Gather each line in the entries that includes the string "JSON".
━━━━
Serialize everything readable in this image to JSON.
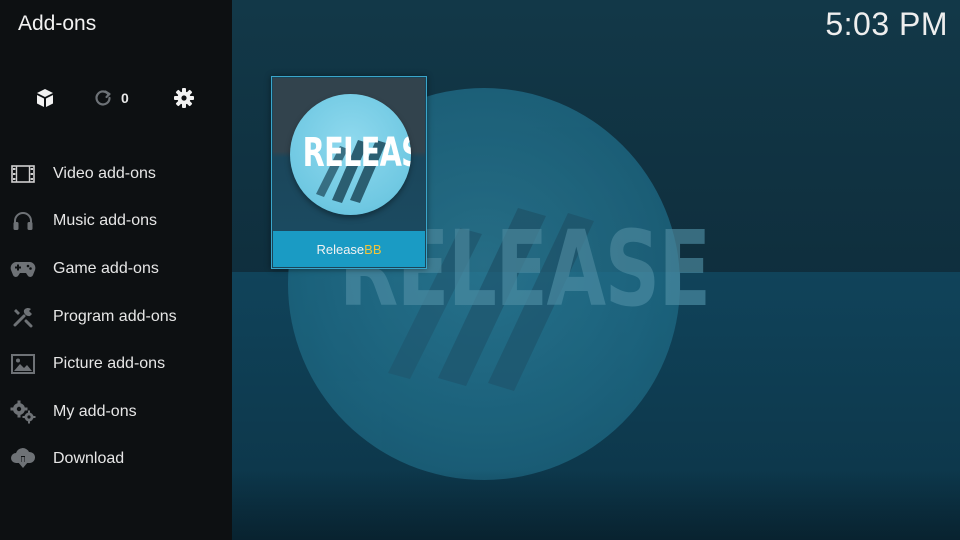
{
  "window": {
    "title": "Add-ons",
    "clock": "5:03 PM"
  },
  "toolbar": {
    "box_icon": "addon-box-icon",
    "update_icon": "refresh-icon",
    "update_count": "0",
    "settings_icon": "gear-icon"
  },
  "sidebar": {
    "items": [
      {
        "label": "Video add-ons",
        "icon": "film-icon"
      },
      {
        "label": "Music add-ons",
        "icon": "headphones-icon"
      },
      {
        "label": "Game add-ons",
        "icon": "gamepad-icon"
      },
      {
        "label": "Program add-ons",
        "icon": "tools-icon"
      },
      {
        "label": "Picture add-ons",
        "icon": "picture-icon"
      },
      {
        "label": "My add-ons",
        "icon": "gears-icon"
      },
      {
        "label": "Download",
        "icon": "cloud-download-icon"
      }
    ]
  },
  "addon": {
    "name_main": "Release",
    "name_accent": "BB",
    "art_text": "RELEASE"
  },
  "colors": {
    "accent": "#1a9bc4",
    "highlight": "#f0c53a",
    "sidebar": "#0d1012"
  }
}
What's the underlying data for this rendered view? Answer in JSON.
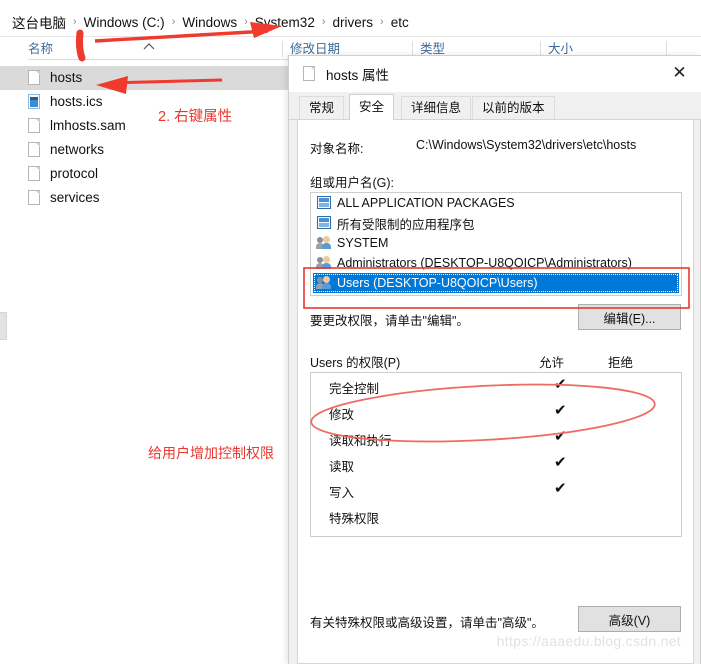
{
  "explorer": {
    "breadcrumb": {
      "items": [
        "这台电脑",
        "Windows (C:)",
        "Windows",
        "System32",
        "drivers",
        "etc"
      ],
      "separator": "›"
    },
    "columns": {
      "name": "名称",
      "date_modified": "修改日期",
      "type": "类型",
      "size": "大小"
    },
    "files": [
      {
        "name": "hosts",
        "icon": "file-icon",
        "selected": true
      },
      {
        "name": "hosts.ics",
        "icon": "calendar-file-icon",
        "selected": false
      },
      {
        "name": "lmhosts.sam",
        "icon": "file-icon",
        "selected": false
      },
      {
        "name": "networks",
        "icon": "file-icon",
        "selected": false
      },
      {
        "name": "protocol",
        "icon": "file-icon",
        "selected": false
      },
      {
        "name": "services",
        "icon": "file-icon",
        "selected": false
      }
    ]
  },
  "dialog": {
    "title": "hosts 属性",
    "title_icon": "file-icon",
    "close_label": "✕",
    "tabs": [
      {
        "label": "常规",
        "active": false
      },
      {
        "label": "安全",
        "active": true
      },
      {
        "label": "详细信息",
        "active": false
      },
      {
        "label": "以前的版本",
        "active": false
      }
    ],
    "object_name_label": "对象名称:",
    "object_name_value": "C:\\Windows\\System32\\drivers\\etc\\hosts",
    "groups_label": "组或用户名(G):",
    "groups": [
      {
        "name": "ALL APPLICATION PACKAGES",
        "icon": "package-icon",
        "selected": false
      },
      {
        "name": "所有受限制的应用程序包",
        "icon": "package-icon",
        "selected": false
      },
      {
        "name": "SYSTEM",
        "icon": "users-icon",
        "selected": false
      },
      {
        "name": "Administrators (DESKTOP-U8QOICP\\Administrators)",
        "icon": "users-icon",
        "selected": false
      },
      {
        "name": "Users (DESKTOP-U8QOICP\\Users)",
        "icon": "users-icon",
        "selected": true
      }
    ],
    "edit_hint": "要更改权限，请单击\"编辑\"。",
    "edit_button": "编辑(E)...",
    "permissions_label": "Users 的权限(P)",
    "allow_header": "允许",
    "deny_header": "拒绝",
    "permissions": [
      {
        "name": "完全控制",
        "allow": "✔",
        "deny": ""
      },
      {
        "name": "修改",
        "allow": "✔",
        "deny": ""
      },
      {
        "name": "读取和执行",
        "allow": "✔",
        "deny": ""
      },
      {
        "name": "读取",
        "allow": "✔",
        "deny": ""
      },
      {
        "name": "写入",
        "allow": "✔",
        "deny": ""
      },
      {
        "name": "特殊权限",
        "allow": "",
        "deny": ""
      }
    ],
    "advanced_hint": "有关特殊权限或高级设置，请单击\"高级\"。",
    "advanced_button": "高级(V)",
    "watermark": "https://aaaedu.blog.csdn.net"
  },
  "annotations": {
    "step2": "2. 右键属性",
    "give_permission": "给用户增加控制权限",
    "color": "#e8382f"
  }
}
━━━━
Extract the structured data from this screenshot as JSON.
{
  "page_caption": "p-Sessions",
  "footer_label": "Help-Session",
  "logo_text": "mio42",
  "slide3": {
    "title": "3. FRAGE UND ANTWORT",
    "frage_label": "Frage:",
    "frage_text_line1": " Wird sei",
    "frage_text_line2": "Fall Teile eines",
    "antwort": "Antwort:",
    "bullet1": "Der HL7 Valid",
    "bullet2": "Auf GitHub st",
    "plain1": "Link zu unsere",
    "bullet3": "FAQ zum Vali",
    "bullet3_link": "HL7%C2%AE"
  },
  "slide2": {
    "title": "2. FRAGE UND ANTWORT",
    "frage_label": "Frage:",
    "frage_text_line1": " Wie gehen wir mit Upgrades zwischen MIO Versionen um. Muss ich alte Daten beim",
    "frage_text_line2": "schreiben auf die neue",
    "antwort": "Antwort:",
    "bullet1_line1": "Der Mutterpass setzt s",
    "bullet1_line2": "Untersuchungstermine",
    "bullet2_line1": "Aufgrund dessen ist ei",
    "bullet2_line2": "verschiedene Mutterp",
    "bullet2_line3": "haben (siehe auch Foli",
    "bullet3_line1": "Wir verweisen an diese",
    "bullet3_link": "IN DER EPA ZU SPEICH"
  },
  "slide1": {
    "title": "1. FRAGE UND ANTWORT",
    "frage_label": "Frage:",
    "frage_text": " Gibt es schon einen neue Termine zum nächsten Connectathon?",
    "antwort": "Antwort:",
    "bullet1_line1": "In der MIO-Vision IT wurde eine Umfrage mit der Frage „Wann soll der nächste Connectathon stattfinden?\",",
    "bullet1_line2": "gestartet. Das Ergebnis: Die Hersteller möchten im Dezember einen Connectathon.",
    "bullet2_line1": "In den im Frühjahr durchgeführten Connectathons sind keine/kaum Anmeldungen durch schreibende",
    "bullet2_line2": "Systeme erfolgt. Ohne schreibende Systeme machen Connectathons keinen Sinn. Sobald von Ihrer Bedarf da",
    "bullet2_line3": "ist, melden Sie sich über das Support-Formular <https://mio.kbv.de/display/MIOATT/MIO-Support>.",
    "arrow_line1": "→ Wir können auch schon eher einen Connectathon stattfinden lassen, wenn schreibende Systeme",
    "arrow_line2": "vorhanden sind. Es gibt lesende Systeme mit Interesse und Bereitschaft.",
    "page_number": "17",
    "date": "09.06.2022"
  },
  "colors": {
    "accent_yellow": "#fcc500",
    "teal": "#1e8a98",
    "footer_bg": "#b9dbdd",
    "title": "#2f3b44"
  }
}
━━━━
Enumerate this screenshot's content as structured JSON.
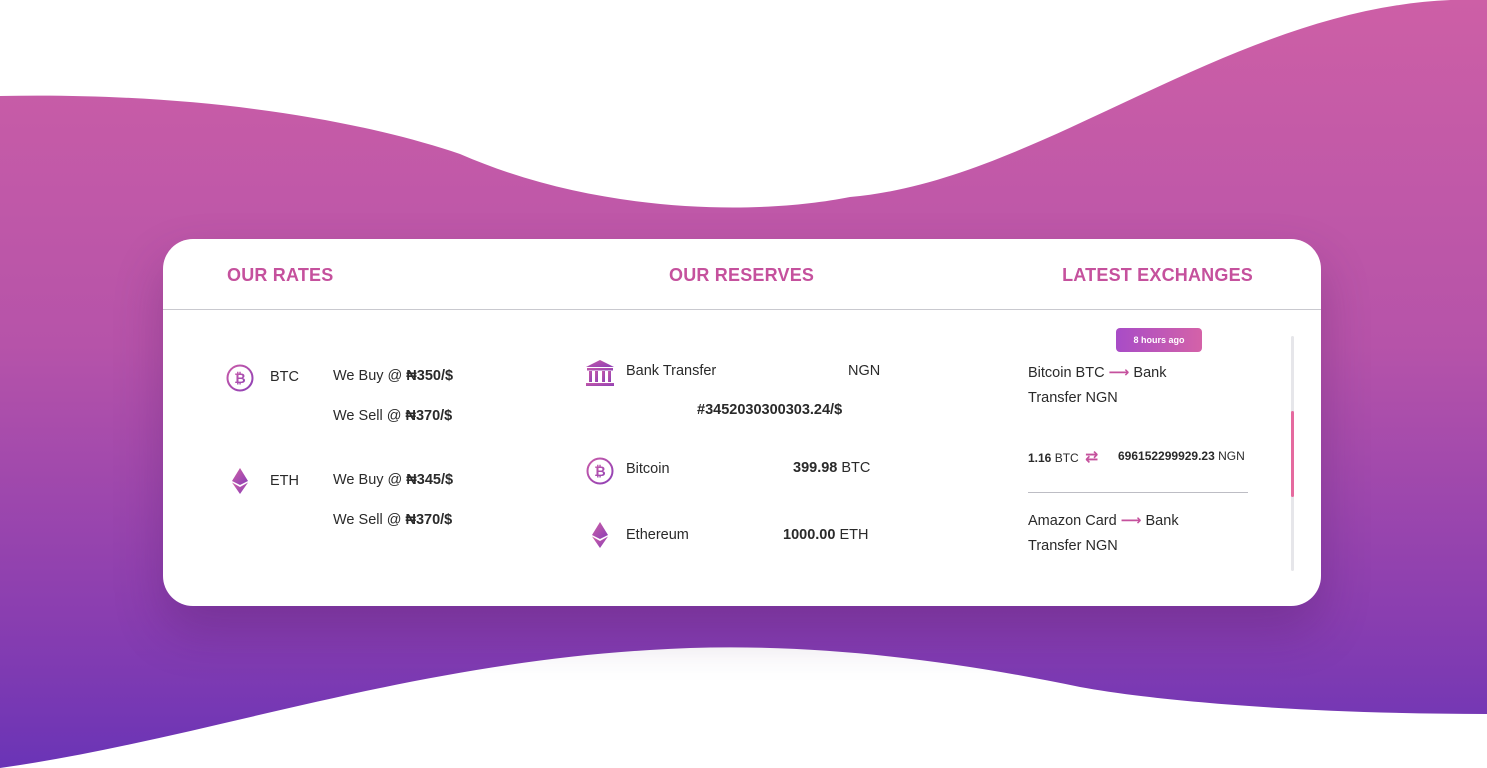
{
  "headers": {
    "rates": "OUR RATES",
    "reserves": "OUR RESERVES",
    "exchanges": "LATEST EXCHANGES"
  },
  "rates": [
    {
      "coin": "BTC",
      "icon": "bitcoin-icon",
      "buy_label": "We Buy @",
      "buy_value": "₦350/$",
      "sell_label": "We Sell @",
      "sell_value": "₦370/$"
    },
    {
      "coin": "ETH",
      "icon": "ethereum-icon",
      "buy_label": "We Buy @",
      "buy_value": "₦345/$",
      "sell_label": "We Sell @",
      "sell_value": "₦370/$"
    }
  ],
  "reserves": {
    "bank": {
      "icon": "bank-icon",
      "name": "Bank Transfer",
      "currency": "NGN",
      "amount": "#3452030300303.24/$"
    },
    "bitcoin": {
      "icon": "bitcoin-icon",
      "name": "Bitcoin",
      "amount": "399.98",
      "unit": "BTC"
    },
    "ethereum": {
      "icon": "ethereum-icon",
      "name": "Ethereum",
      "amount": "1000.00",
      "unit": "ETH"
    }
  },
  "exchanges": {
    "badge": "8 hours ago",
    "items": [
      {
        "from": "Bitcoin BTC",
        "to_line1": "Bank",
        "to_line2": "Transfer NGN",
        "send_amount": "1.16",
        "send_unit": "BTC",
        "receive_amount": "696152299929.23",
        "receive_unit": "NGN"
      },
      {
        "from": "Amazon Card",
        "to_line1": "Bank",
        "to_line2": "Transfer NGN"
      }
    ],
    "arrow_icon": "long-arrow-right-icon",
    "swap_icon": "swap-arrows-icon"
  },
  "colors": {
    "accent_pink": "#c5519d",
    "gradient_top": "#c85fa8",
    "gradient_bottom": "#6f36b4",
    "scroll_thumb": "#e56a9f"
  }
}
━━━━
Answer to the exercise –
Serialize everything readable in this image to JSON.
What's the underlying data for this rendered view? Answer in JSON.
Extract the structured data from this screenshot as JSON.
Enumerate this screenshot's content as structured JSON.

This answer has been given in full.